Stated goal ->
Determine the number of lines in these entries that hold the word "百家争鸣". Give the number and nothing more.

The data ->
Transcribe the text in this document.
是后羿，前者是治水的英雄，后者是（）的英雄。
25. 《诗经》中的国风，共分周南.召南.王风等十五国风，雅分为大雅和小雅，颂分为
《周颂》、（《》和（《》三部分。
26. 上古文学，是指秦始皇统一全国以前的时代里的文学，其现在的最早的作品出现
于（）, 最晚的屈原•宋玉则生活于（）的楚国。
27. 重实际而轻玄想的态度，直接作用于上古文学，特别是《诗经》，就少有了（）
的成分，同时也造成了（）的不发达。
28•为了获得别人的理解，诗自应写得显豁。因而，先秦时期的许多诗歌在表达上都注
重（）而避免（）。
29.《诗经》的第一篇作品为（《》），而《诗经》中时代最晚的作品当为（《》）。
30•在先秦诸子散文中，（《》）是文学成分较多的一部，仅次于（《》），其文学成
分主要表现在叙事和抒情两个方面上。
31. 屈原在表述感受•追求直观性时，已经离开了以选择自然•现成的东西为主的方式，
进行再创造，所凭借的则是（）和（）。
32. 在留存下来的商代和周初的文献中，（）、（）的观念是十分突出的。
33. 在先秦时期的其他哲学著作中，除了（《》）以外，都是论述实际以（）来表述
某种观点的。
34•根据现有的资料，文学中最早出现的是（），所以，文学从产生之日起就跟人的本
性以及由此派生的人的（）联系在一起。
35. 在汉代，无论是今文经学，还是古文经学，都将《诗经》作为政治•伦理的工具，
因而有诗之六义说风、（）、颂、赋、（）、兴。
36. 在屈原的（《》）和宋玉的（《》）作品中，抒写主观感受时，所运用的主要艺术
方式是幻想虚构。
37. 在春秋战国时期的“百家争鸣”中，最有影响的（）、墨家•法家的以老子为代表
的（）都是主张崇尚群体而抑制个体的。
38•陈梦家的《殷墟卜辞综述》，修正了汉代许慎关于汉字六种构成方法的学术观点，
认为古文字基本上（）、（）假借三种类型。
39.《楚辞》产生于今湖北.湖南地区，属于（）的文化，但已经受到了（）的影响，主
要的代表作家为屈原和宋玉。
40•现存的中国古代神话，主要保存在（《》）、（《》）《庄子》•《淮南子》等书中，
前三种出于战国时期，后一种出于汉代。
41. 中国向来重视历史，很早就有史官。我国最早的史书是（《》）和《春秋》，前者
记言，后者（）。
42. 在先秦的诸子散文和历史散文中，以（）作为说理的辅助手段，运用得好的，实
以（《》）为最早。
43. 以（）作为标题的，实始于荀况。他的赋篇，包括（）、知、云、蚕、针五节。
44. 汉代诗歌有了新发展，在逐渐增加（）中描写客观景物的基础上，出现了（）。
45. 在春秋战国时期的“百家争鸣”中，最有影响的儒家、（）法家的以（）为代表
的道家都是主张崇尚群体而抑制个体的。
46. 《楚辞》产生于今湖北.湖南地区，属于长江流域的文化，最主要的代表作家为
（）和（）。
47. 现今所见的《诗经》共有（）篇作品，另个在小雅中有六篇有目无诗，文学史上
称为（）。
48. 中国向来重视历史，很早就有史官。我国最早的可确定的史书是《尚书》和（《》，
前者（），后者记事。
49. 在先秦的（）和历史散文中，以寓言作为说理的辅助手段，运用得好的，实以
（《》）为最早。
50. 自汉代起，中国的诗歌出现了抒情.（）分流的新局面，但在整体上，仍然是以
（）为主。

Exercise response ->
2